(PROVIDED PASSAGE):
╔══
Extraordinary Charge. The extraordinary charge in 1996 is a result of the
early extinguishment of $128.5 million of existing indebtedness and consists
primarily of the write-off of deferred financing costs of $2.6 million, net of
income tax benefit of $1.7 million.
YEAR ENDED DECEMBER 31, 1995 COMPARED TO YEAR ENDED DECEMBER 31, 1994
Revenues. Revenues declined $2.7 million, or 1.8%, to $149.0 million in
1995 compared with $151.7 million in 1994 with propane revenues decreasing $2.3
million, or 1.6%, to $136.3 million in 1995 (compared with $138.6 million in
1994). This decrease is principally due to reduced propane sales volume as
retail gallons sold for 1995 decreased 2.2 million, or 1.4%, to 150.1 million in
1995 compared with 152.3 million in 1994. This decrease in propane sales volume
is primarily the net effect of an unusually warm winter season in the first
quarter of 1995 partially offset by (i) the impact of acquisitions which were
made in the second half of 1994 and the second half of 1995, and (ii) a slightly
colder fourth quarter in 1995. Based on Degree Days Data, as applied to the
geographical regions of National's operations, the first quarter of 1995 was
14.4% warmer than the first quarter of 1994. During the first quarter of 1995,
excluding the positive impact of increased volumes due to acquisitions, National
sold 8.6 million fewer gallons than during the same quarter in 1994. Partially
offsetting the impact of the warmer temperatures was (i) an increase of 5.9
million gallons from businesses acquired during the second half of 1994 and the
first quarter of 1995, and (ii) higher volume resulting from slightly colder
temperatures in the fourth quarter of 1995. A slight decrease in National's
other lines of revenue, primarily appliance sales, accounted for the remainder
of the decrease in revenues.
╚══
(SHORT EXERCISE A):
Reproduce word for word the part of the propane revenue passage starting with "Extraordinary Charge. The" and going on through "of $1.7 million.".
(SHORT EXERCISE B):
Decide whether each statement agrees with the propane revenue passage, answering yes or no and quoting the words that settle it: (i) propane revenues in 1995 came to $136.3 million; (ii) the first quarter of 1995 was colder than the first quarter of 1994; (iii) the 1996 extraordinary charge stems from the early extinguishment of $128.5 million of existing indebtedness.
The material after this point comes from a separate, unrelated source.

(MATERIAL PROVIDED):
╔══
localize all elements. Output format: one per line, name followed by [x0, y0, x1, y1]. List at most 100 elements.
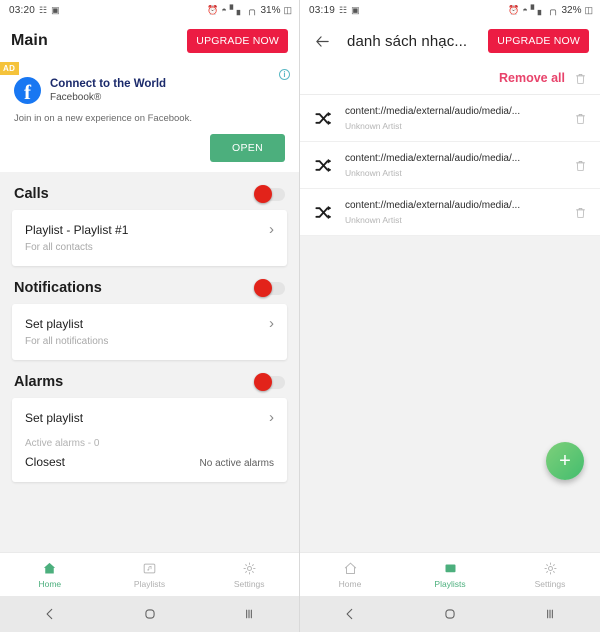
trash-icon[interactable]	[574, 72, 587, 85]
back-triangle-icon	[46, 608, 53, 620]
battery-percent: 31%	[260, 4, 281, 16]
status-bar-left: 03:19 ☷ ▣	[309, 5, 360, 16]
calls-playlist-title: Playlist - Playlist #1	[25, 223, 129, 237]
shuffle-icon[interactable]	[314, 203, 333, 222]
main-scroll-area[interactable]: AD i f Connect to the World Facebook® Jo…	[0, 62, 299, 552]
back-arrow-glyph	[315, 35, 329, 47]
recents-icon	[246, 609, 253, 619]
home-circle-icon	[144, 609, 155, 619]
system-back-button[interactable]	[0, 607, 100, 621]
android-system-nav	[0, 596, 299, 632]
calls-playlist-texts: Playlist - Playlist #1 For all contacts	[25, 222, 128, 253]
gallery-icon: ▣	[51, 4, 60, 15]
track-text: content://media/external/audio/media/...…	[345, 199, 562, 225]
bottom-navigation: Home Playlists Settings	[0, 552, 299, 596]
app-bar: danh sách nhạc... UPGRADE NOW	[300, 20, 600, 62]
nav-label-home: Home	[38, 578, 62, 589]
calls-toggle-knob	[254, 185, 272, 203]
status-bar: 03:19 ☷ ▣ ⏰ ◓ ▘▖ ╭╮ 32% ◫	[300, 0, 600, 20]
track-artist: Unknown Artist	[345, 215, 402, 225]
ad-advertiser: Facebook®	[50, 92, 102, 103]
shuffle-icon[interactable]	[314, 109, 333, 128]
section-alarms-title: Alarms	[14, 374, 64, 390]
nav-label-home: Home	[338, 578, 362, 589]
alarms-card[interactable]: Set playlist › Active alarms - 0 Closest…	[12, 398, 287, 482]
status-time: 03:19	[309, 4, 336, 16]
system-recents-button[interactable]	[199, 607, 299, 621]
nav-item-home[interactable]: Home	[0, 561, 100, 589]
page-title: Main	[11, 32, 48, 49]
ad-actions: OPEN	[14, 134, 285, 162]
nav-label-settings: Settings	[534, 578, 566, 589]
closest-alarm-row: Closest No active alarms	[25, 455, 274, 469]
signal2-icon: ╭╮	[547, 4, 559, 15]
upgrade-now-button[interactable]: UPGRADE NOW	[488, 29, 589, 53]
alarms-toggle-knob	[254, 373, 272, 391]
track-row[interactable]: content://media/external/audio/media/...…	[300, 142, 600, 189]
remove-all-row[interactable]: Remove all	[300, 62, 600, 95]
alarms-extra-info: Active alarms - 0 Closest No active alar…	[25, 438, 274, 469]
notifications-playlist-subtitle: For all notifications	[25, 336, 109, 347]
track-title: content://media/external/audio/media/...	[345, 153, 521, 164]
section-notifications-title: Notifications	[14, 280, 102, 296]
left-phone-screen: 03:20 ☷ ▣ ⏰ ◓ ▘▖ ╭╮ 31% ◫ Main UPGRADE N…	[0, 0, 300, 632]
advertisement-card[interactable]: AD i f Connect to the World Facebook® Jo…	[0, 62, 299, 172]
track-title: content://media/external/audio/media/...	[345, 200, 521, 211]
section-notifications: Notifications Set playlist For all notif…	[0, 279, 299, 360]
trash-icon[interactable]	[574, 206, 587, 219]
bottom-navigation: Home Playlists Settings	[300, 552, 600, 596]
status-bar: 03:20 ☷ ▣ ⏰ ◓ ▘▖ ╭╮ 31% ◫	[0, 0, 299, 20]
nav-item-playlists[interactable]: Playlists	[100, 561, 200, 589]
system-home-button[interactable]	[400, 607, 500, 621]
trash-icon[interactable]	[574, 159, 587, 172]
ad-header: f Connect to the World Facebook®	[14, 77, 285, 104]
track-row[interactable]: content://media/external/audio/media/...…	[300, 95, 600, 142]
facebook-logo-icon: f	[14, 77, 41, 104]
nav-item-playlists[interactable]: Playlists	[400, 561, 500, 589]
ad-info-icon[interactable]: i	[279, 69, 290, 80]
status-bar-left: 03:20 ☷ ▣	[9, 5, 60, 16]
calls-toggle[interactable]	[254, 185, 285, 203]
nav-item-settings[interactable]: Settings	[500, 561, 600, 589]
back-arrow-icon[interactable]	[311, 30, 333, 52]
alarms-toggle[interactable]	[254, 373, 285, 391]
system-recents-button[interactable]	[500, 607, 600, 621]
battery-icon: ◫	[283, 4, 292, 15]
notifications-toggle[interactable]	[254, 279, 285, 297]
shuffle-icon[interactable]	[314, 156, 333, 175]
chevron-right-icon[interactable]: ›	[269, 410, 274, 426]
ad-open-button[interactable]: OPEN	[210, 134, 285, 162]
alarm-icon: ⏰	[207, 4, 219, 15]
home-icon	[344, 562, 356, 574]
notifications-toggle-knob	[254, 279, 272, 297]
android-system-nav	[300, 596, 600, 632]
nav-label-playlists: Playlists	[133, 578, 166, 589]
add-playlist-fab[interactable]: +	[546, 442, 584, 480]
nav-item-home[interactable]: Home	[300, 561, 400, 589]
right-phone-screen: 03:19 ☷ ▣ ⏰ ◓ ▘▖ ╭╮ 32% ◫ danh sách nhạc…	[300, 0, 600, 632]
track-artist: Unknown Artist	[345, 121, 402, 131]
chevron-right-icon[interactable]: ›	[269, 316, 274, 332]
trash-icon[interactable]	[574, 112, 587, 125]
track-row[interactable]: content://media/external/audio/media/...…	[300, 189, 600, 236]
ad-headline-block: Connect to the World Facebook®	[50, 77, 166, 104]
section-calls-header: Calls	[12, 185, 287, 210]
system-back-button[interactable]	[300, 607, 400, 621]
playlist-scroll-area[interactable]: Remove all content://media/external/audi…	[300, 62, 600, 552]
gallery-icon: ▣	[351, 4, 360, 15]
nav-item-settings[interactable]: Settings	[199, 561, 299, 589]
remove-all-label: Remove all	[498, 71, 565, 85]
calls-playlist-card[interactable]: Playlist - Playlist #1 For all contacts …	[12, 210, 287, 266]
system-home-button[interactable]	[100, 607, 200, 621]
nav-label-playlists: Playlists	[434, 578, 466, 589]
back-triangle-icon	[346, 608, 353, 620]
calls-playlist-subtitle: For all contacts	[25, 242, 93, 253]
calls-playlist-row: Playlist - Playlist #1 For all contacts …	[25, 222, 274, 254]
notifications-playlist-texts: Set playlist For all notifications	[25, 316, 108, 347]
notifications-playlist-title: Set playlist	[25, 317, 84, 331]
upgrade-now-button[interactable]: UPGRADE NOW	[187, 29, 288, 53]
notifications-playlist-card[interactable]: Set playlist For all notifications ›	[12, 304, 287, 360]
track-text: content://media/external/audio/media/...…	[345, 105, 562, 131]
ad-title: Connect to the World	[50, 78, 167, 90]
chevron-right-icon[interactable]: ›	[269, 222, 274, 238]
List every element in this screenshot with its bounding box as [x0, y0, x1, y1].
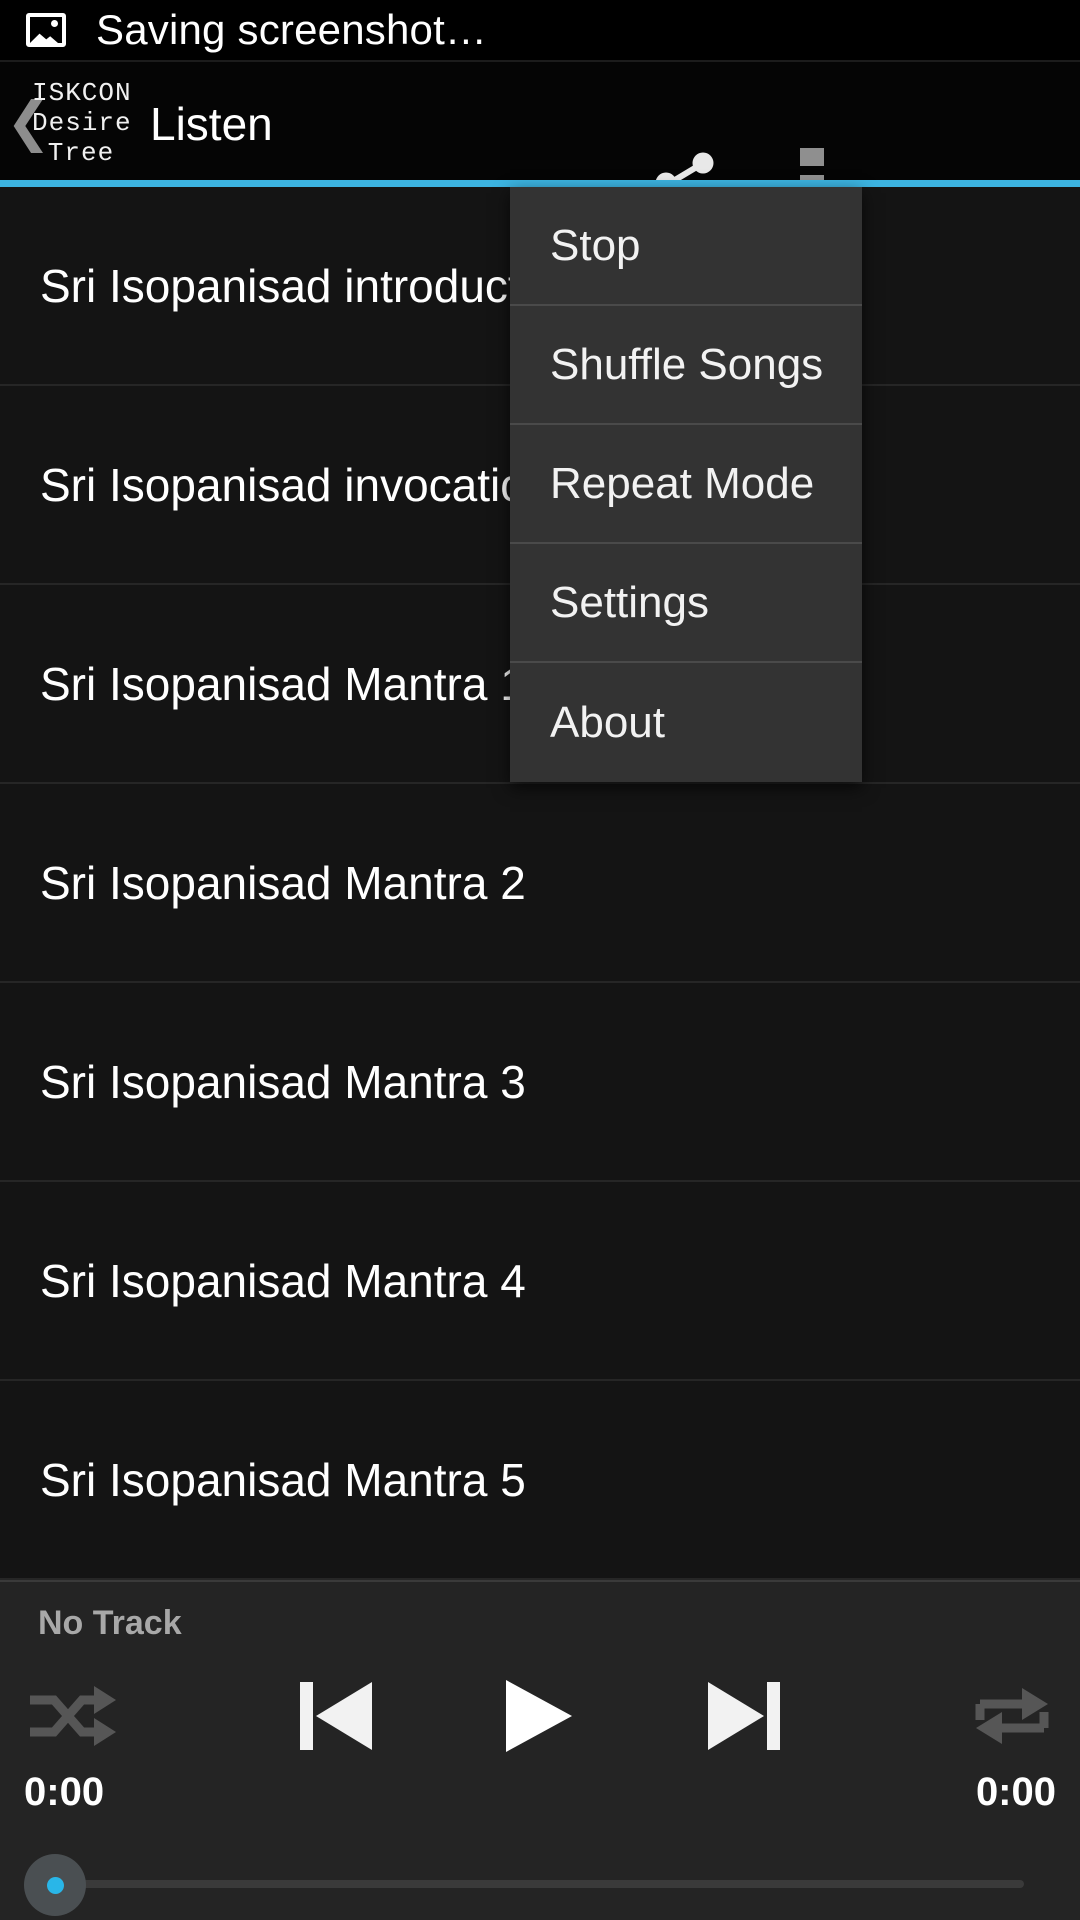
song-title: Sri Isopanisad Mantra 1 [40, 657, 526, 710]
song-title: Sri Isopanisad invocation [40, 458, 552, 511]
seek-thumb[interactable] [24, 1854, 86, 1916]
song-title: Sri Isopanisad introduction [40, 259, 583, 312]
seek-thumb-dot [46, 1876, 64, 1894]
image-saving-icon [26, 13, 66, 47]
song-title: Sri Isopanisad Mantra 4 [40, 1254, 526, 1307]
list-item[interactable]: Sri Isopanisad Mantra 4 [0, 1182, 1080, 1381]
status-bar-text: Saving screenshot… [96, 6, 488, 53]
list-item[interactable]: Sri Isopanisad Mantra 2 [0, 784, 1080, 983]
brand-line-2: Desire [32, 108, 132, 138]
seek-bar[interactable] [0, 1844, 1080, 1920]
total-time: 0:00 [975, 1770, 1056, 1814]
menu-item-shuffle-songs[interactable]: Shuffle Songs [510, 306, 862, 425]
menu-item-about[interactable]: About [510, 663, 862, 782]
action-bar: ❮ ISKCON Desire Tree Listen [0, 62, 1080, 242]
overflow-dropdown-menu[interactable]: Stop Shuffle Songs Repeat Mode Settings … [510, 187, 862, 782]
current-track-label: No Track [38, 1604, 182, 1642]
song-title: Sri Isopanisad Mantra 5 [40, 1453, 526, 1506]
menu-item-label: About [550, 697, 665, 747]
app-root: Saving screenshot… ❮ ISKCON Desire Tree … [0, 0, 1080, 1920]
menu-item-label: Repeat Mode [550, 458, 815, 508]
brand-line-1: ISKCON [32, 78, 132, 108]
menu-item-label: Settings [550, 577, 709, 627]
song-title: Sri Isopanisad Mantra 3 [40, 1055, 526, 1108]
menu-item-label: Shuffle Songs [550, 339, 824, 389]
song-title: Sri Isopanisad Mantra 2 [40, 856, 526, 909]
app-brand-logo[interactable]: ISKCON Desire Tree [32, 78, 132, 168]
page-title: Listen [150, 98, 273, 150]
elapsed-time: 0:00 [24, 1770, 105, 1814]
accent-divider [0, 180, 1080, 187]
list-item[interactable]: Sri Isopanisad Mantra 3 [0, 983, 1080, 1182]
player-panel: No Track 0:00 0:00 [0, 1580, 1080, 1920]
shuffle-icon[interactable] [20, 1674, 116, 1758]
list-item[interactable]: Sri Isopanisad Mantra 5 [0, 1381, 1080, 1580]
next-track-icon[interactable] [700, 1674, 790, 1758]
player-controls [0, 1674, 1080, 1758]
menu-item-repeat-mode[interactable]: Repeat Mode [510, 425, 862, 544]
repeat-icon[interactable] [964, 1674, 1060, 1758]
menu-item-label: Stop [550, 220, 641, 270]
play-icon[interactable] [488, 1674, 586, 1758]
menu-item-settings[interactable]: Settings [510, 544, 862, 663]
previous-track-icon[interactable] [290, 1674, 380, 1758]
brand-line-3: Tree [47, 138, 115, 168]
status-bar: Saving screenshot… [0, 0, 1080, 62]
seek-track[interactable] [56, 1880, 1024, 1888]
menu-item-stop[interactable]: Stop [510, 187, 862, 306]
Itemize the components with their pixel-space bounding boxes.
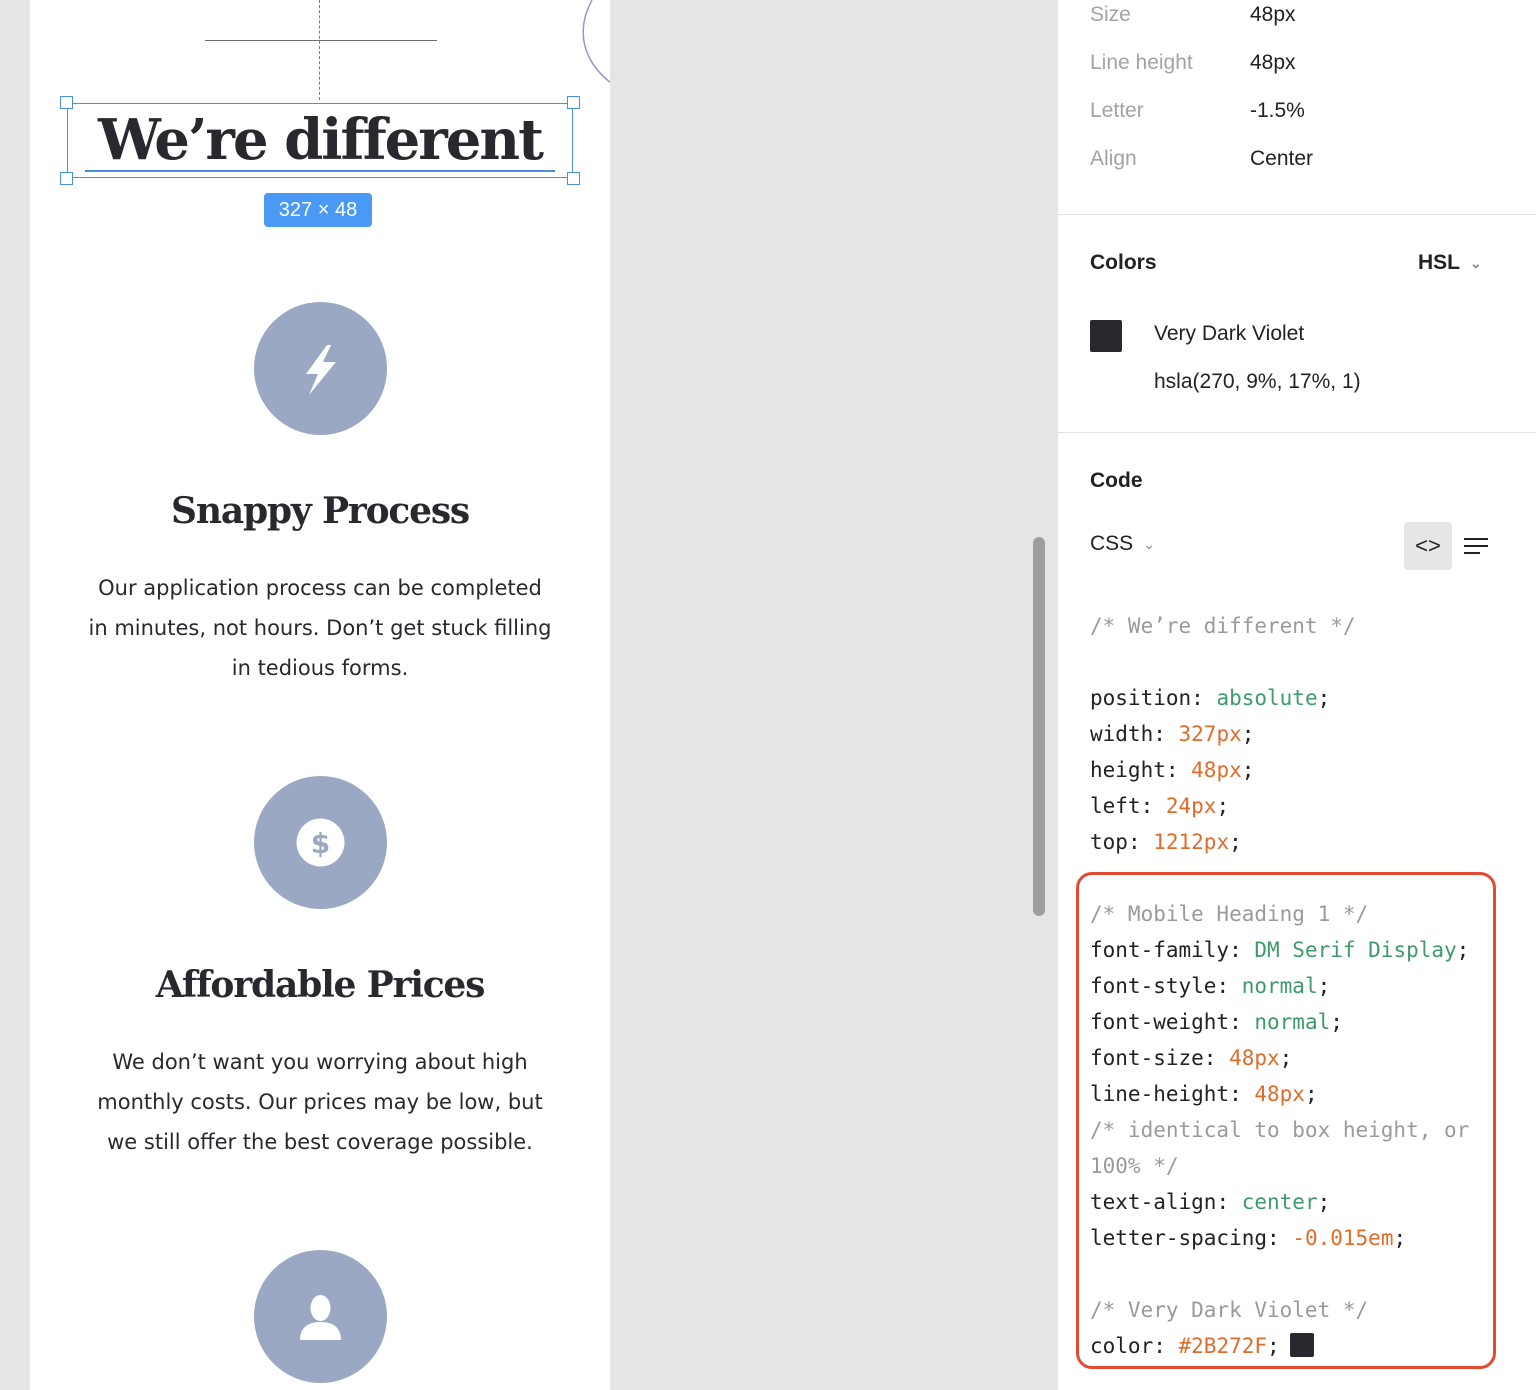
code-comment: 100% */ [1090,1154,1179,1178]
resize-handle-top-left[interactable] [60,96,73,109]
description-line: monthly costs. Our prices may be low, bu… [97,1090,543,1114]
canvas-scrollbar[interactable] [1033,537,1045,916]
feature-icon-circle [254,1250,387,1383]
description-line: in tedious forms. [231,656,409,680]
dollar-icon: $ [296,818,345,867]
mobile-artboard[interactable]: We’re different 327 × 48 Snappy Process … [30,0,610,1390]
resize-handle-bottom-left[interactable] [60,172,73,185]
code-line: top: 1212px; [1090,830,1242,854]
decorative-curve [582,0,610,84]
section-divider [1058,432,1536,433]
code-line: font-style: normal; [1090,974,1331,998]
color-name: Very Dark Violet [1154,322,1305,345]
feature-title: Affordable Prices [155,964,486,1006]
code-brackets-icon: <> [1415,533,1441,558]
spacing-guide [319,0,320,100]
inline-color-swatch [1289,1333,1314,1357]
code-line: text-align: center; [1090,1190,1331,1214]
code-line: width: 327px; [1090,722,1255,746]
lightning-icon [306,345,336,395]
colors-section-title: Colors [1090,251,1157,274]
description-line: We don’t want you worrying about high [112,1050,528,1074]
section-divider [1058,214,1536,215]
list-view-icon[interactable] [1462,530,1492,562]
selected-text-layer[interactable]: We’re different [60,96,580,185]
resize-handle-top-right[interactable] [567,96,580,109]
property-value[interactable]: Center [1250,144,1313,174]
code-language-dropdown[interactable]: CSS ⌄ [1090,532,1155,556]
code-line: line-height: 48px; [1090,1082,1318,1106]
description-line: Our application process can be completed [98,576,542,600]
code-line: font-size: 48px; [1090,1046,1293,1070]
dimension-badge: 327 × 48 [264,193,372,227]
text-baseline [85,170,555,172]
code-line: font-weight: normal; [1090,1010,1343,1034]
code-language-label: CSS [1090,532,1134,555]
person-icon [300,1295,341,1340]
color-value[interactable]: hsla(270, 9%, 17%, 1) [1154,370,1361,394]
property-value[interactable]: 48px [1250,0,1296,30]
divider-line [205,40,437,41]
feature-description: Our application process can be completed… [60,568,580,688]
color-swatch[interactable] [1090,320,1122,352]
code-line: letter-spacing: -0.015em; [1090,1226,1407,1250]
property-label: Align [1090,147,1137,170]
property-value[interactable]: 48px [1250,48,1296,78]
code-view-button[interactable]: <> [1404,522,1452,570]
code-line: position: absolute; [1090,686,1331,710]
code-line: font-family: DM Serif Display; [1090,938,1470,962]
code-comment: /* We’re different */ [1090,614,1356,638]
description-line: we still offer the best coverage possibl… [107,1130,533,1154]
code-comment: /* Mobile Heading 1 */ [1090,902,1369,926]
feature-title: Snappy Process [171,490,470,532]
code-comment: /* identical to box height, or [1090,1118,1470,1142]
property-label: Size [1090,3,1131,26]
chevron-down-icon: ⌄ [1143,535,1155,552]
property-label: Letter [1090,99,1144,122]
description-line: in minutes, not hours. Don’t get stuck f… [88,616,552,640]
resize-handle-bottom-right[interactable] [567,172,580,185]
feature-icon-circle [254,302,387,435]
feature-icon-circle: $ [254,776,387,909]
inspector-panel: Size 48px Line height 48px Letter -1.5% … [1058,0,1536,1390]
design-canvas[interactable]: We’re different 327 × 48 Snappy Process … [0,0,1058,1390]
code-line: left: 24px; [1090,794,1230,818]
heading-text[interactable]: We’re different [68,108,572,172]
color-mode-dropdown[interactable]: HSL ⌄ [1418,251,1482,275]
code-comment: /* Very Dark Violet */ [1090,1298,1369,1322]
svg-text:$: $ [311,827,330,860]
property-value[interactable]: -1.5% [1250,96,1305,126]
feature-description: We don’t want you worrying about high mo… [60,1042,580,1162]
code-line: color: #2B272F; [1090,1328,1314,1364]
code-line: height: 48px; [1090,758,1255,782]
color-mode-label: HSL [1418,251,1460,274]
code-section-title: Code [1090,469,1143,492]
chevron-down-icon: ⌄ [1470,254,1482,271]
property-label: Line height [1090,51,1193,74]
╚══
(TASK RESULT A):
Extraordinary Charge. The extraordinary charge in 1996 is a result of the
early extinguishment of $128.5 million of existing indebtedness and consists
primarily of the write-off of deferred financing costs of $2.6 million, net of
income tax benefit of $1.7 million.

(TASK RESULT B):
(i) Yes: "propane revenues decreasing $2.3 million, or 1.6%, to $136.3 million in 1995"
(ii) No: "the first quarter of 1995 was 14.4% warmer than the first quarter of 1994"
(iii) Yes: "The extraordinary charge in 1996 is a result of the early extinguishment of $128.5 million of existing indebtedness"